-------- Dataset excerpts
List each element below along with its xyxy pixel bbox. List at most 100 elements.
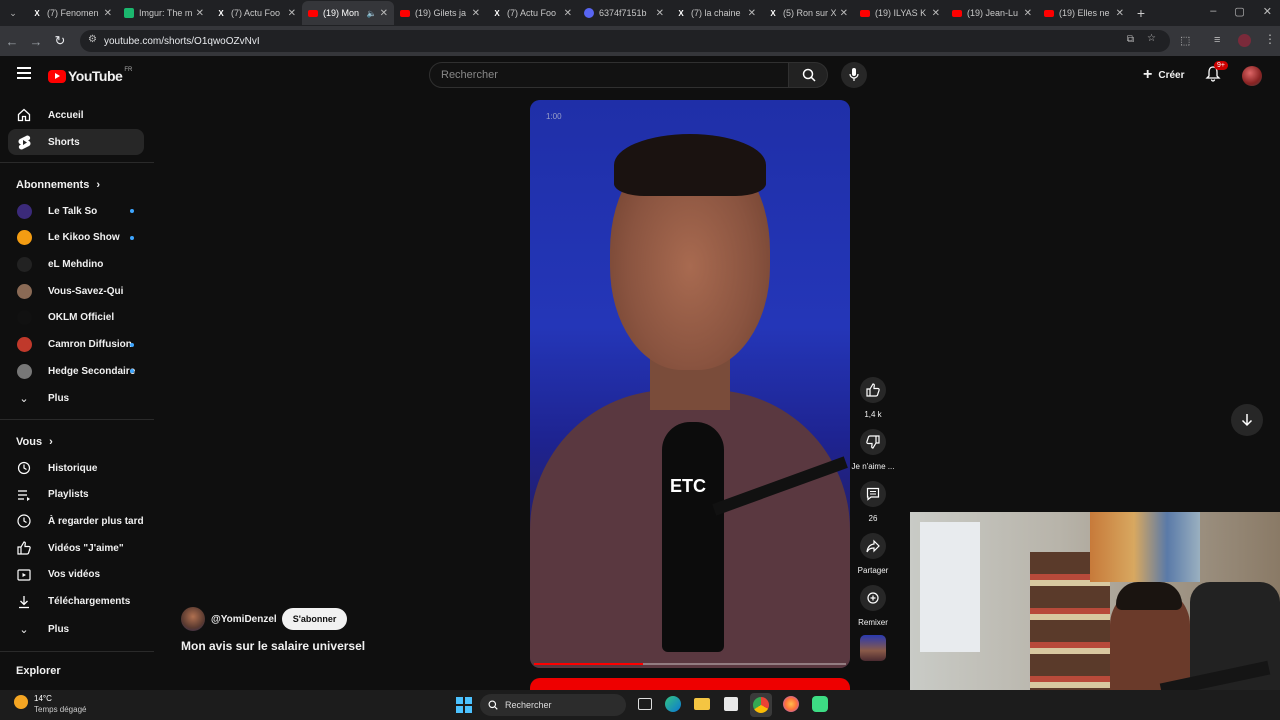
youtube-icon bbox=[860, 8, 870, 18]
install-icon[interactable]: ⧉ bbox=[1127, 34, 1134, 45]
sidebar-subscription[interactable]: eL Mehdino bbox=[8, 251, 144, 277]
progress-track[interactable] bbox=[534, 663, 846, 665]
sidebar-subscription[interactable]: Le Kikoo Show bbox=[8, 225, 144, 251]
chrome-menu-icon[interactable]: ⋮ bbox=[1264, 32, 1276, 46]
tab-close-icon[interactable]: ✕ bbox=[748, 8, 756, 19]
browser-tab[interactable]: X (7) la chaine ✕ bbox=[670, 1, 762, 25]
sidebar-item-accueil[interactable]: Accueil bbox=[8, 102, 144, 128]
browser-tab[interactable]: 6374f7151b ✕ bbox=[578, 1, 670, 25]
next-short-preview[interactable] bbox=[530, 678, 850, 690]
tab-close-icon[interactable]: ✕ bbox=[288, 8, 296, 19]
browser-tab[interactable]: Imgur: The m ✕ bbox=[118, 1, 210, 25]
browser-tab[interactable]: X (5) Ron sur X ✕ bbox=[762, 1, 854, 25]
extensions-icon[interactable]: ⬚ bbox=[1180, 34, 1190, 47]
close-window-icon[interactable]: ✕ bbox=[1263, 5, 1272, 18]
edge-icon[interactable] bbox=[665, 696, 681, 712]
maximize-icon[interactable]: ▢ bbox=[1234, 5, 1244, 18]
browser-tab[interactable]: (19) Elles ne ✕ bbox=[1038, 1, 1130, 25]
youtube-icon bbox=[308, 8, 318, 18]
share-button[interactable] bbox=[860, 533, 886, 559]
account-avatar[interactable] bbox=[1242, 66, 1262, 86]
tab-close-icon[interactable]: ✕ bbox=[840, 8, 848, 19]
tab-close-icon[interactable]: ✕ bbox=[564, 8, 572, 19]
tab-title: (19) Jean-Lu bbox=[967, 8, 1019, 18]
tab-close-icon[interactable]: ✕ bbox=[932, 8, 940, 19]
you-heading[interactable]: Vous › bbox=[16, 436, 53, 448]
sidebar-subscription[interactable]: Camron Diffusion bbox=[8, 332, 144, 358]
sidebar-item-clock[interactable]: À regarder plus tard bbox=[8, 508, 144, 534]
bookmark-star-icon[interactable]: ☆ bbox=[1147, 33, 1156, 44]
profile-avatar[interactable] bbox=[1238, 34, 1251, 47]
minimize-icon[interactable]: – bbox=[1210, 5, 1216, 18]
sidebar-item-thumbs-up[interactable]: Vidéos "J'aime" bbox=[8, 535, 144, 561]
browser-tab[interactable]: (19) Mon 🔈 ✕ bbox=[302, 1, 394, 25]
browser-tab[interactable]: (19) ILYAS K ✕ bbox=[854, 1, 946, 25]
weather-desc[interactable]: Temps dégagé bbox=[34, 705, 86, 714]
task-view-icon[interactable] bbox=[638, 698, 652, 710]
browser-tab[interactable]: (19) Jean-Lu ✕ bbox=[946, 1, 1038, 25]
weather-icon[interactable] bbox=[14, 695, 28, 709]
chat-app-icon[interactable] bbox=[812, 696, 828, 712]
short-title[interactable]: Mon avis sur le salaire universel bbox=[181, 639, 365, 653]
reload-icon[interactable]: ↻ bbox=[48, 33, 72, 49]
tab-close-icon[interactable]: ✕ bbox=[656, 8, 664, 19]
sidebar-subscription[interactable]: OKLM Officiel bbox=[8, 305, 144, 331]
tab-close-icon[interactable]: ✕ bbox=[1116, 8, 1124, 19]
forward-icon[interactable]: → bbox=[24, 34, 48, 49]
sidebar-item-download[interactable]: Téléchargements bbox=[8, 589, 144, 615]
youtube-logo[interactable]: YouTube FR bbox=[48, 67, 132, 84]
sidebar-subscription[interactable]: Hedge Secondaire bbox=[8, 358, 144, 384]
browser-tab[interactable]: (19) Gilets ja ✕ bbox=[394, 1, 486, 25]
tab-close-icon[interactable]: ✕ bbox=[380, 8, 388, 19]
tab-list-button[interactable]: ⌄ bbox=[0, 8, 26, 19]
tab-close-icon[interactable]: ✕ bbox=[472, 8, 480, 19]
hamburger-menu-icon[interactable] bbox=[17, 67, 31, 79]
firefox-icon[interactable] bbox=[783, 696, 799, 712]
sidebar-subscription[interactable]: Le Talk So bbox=[8, 198, 144, 224]
browser-tab[interactable]: X (7) Fenomen ✕ bbox=[26, 1, 118, 25]
browser-tab[interactable]: X (7) Actu Foo ✕ bbox=[486, 1, 578, 25]
sidebar-item-video[interactable]: Vos vidéos bbox=[8, 562, 144, 588]
tab-close-icon[interactable]: ✕ bbox=[196, 8, 204, 19]
search-input[interactable]: Rechercher bbox=[429, 62, 789, 88]
sidebar-item-shorts[interactable]: Shorts bbox=[8, 129, 144, 155]
back-icon[interactable]: ← bbox=[0, 34, 24, 49]
sidebar-item-label: Hedge Secondaire bbox=[48, 365, 136, 377]
address-bar[interactable]: ⚙ youtube.com/shorts/O1qwoOZvNvI ⧉ ☆ bbox=[80, 30, 1170, 52]
sidebar-item-history[interactable]: Historique bbox=[8, 455, 144, 481]
dislike-button[interactable] bbox=[860, 429, 886, 455]
next-short-button[interactable] bbox=[1231, 404, 1263, 436]
comments-button[interactable] bbox=[860, 481, 886, 507]
channel-avatar[interactable] bbox=[181, 607, 205, 631]
tab-close-icon[interactable]: ✕ bbox=[1024, 8, 1032, 19]
sound-thumbnail[interactable] bbox=[860, 635, 886, 661]
chrome-icon[interactable] bbox=[750, 693, 772, 717]
short-video-player[interactable]: 1:00 ETC bbox=[530, 100, 850, 668]
weather-temp[interactable]: 14°C bbox=[34, 694, 52, 703]
browser-tab[interactable]: X (7) Actu Foo ✕ bbox=[210, 1, 302, 25]
audio-icon[interactable]: 🔈 bbox=[367, 9, 377, 18]
tab-close-icon[interactable]: ✕ bbox=[104, 8, 112, 19]
like-button[interactable] bbox=[860, 377, 886, 403]
sidebar-item-playlist[interactable]: Playlists bbox=[8, 482, 144, 508]
taskbar-search[interactable]: Rechercher bbox=[480, 694, 626, 716]
voice-search-button[interactable] bbox=[841, 62, 867, 88]
sidebar-subscription[interactable]: Vous-Savez-Qui bbox=[8, 278, 144, 304]
shorts-icon bbox=[18, 135, 30, 149]
store-icon[interactable] bbox=[724, 697, 738, 711]
file-explorer-icon[interactable] bbox=[694, 698, 710, 710]
channel-name[interactable]: @YomiDenzel bbox=[211, 614, 277, 625]
search-button[interactable] bbox=[788, 62, 828, 88]
sidebar-you-more[interactable]: ⌄ Plus bbox=[8, 616, 144, 642]
sidebar-subs-more[interactable]: ⌄ Plus bbox=[8, 385, 144, 411]
site-info-icon[interactable]: ⚙ bbox=[88, 34, 97, 45]
new-tab-button[interactable]: + bbox=[1130, 5, 1152, 21]
create-button[interactable]: + Créer bbox=[1137, 64, 1190, 86]
subscribe-button[interactable]: S'abonner bbox=[281, 608, 348, 630]
windows-start-icon[interactable] bbox=[456, 697, 472, 713]
notifications-button[interactable]: 9+ bbox=[1205, 61, 1228, 84]
subscriptions-heading[interactable]: Abonnements › bbox=[16, 179, 100, 191]
remix-button[interactable] bbox=[860, 585, 886, 611]
media-icon[interactable]: ≡ bbox=[1214, 34, 1220, 46]
remix-label: Remixer bbox=[858, 618, 888, 627]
----------------
> _Short problem_
Reproduce all of the entries with every "browser-tab" swapped for "window-tab" and nothing else altered. Omit the pictures from your answer.

> _Solution for this task_
List each element below along with its xyxy pixel bbox. List at most 100 elements.
youtube-icon bbox=[860, 8, 870, 18]
install-icon[interactable]: ⧉ bbox=[1127, 34, 1134, 45]
sidebar-subscription[interactable]: eL Mehdino bbox=[8, 251, 144, 277]
progress-track[interactable] bbox=[534, 663, 846, 665]
sidebar-subscription[interactable]: Le Kikoo Show bbox=[8, 225, 144, 251]
chrome-menu-icon[interactable]: ⋮ bbox=[1264, 32, 1276, 46]
tab-close-icon[interactable]: ✕ bbox=[748, 8, 756, 19]
window-tab[interactable]: X (7) la chaine ✕ bbox=[670, 1, 762, 25]
sidebar-item-accueil[interactable]: Accueil bbox=[8, 102, 144, 128]
window-tab[interactable]: 6374f7151b ✕ bbox=[578, 1, 670, 25]
next-short-preview[interactable] bbox=[530, 678, 850, 690]
tab-close-icon[interactable]: ✕ bbox=[288, 8, 296, 19]
window-tab[interactable]: Imgur: The m ✕ bbox=[118, 1, 210, 25]
window-tab[interactable]: X (5) Ron sur X ✕ bbox=[762, 1, 854, 25]
extensions-icon[interactable]: ⬚ bbox=[1180, 34, 1190, 47]
close-window-icon[interactable]: ✕ bbox=[1263, 5, 1272, 18]
edge-icon[interactable] bbox=[665, 696, 681, 712]
maximize-icon[interactable]: ▢ bbox=[1234, 5, 1244, 18]
window-tab[interactable]: (19) Elles ne ✕ bbox=[1038, 1, 1130, 25]
youtube-icon bbox=[308, 8, 318, 18]
share-button[interactable] bbox=[860, 533, 886, 559]
account-avatar[interactable] bbox=[1242, 66, 1262, 86]
tab-close-icon[interactable]: ✕ bbox=[840, 8, 848, 19]
tab-close-icon[interactable]: ✕ bbox=[564, 8, 572, 19]
tab-title: (19) Jean-Lu bbox=[967, 8, 1019, 18]
tab-close-icon[interactable]: ✕ bbox=[932, 8, 940, 19]
you-heading[interactable]: Vous › bbox=[16, 436, 53, 448]
sidebar-subscription[interactable]: Camron Diffusion bbox=[8, 332, 144, 358]
sidebar-item-clock[interactable]: À regarder plus tard bbox=[8, 508, 144, 534]
bookmark-star-icon[interactable]: ☆ bbox=[1147, 33, 1156, 44]
profile-avatar[interactable] bbox=[1238, 34, 1251, 47]
minimize-icon[interactable]: – bbox=[1210, 5, 1216, 18]
sidebar-item-thumbs-up[interactable]: Vidéos "J'aime" bbox=[8, 535, 144, 561]
window-tab[interactable]: (19) Mon 🔈 ✕ bbox=[302, 1, 394, 25]
window-tab[interactable]: (19) ILYAS K ✕ bbox=[854, 1, 946, 25]
weather-desc[interactable]: Temps dégagé bbox=[34, 705, 86, 714]
task-view-icon[interactable] bbox=[638, 698, 652, 710]
window-tab[interactable]: (19) Jean-Lu ✕ bbox=[946, 1, 1038, 25]
weather-icon[interactable] bbox=[14, 695, 28, 709]
chat-app-icon[interactable] bbox=[812, 696, 828, 712]
short-title[interactable]: Mon avis sur le salaire universel bbox=[181, 639, 365, 653]
reload-icon[interactable]: ↻ bbox=[48, 33, 72, 49]
tab-close-icon[interactable]: ✕ bbox=[656, 8, 664, 19]
sidebar-subscription[interactable]: OKLM Officiel bbox=[8, 305, 144, 331]
tab-close-icon[interactable]: ✕ bbox=[1116, 8, 1124, 19]
forward-icon[interactable]: → bbox=[24, 34, 48, 49]
sidebar-item-download[interactable]: Téléchargements bbox=[8, 589, 144, 615]
youtube-logo[interactable]: YouTube FR bbox=[48, 67, 132, 84]
sidebar-subscription[interactable]: Hedge Secondaire bbox=[8, 358, 144, 384]
window-tab[interactable]: (19) Gilets ja ✕ bbox=[394, 1, 486, 25]
tab-close-icon[interactable]: ✕ bbox=[380, 8, 388, 19]
tab-list-button[interactable]: ⌄ bbox=[0, 8, 26, 19]
tab-close-icon[interactable]: ✕ bbox=[472, 8, 480, 19]
hamburger-menu-icon[interactable] bbox=[17, 67, 31, 79]
firefox-icon[interactable] bbox=[783, 696, 799, 712]
sidebar-subscription[interactable]: Le Talk So bbox=[8, 198, 144, 224]
window-tab[interactable]: X (7) Fenomen ✕ bbox=[26, 1, 118, 25]
window-tab[interactable]: X (7) Actu Foo ✕ bbox=[486, 1, 578, 25]
sidebar-item-video[interactable]: Vos vidéos bbox=[8, 562, 144, 588]
tab-close-icon[interactable]: ✕ bbox=[196, 8, 204, 19]
search-input[interactable]: Rechercher bbox=[429, 62, 789, 88]
sidebar-item-shorts[interactable]: Shorts bbox=[8, 129, 144, 155]
back-icon[interactable]: ← bbox=[0, 34, 24, 49]
sidebar-item-label: Hedge Secondaire bbox=[48, 365, 136, 377]
address-bar[interactable]: ⚙ youtube.com/shorts/O1qwoOZvNvI ⧉ ☆ bbox=[80, 30, 1170, 52]
sidebar-item-history[interactable]: Historique bbox=[8, 455, 144, 481]
dislike-button[interactable] bbox=[860, 429, 886, 455]
next-short-button[interactable] bbox=[1231, 404, 1263, 436]
comments-button[interactable] bbox=[860, 481, 886, 507]
channel-avatar[interactable] bbox=[181, 607, 205, 631]
tab-close-icon[interactable]: ✕ bbox=[1024, 8, 1032, 19]
sound-thumbnail[interactable] bbox=[860, 635, 886, 661]
chrome-icon[interactable] bbox=[750, 693, 772, 717]
short-video-player[interactable]: 1:00 ETC bbox=[530, 100, 850, 668]
weather-temp[interactable]: 14°C bbox=[34, 694, 52, 703]
window-tab[interactable]: X (7) Actu Foo ✕ bbox=[210, 1, 302, 25]
audio-icon[interactable]: 🔈 bbox=[367, 9, 377, 18]
tab-close-icon[interactable]: ✕ bbox=[104, 8, 112, 19]
like-button[interactable] bbox=[860, 377, 886, 403]
sidebar-item-playlist[interactable]: Playlists bbox=[8, 482, 144, 508]
taskbar-search[interactable]: Rechercher bbox=[480, 694, 626, 716]
voice-search-button[interactable] bbox=[841, 62, 867, 88]
sidebar-subscription[interactable]: Vous-Savez-Qui bbox=[8, 278, 144, 304]
shorts-icon bbox=[18, 135, 30, 149]
store-icon[interactable] bbox=[724, 697, 738, 711]
file-explorer-icon[interactable] bbox=[694, 698, 710, 710]
channel-name[interactable]: @YomiDenzel bbox=[211, 614, 277, 625]
search-button[interactable] bbox=[788, 62, 828, 88]
sidebar-you-more[interactable]: ⌄ Plus bbox=[8, 616, 144, 642]
sidebar-subs-more[interactable]: ⌄ Plus bbox=[8, 385, 144, 411]
site-info-icon[interactable]: ⚙ bbox=[88, 34, 97, 45]
new-tab-button[interactable]: + bbox=[1130, 5, 1152, 21]
create-button[interactable]: + Créer bbox=[1137, 64, 1190, 86]
subscribe-button[interactable]: S'abonner bbox=[281, 608, 348, 630]
windows-start-icon[interactable] bbox=[456, 697, 472, 713]
notifications-button[interactable]: 9+ bbox=[1205, 61, 1228, 84]
subscriptions-heading[interactable]: Abonnements › bbox=[16, 179, 100, 191]
remix-button[interactable] bbox=[860, 585, 886, 611]
media-icon[interactable]: ≡ bbox=[1214, 34, 1220, 46]
remix-label: Remixer bbox=[858, 618, 888, 627]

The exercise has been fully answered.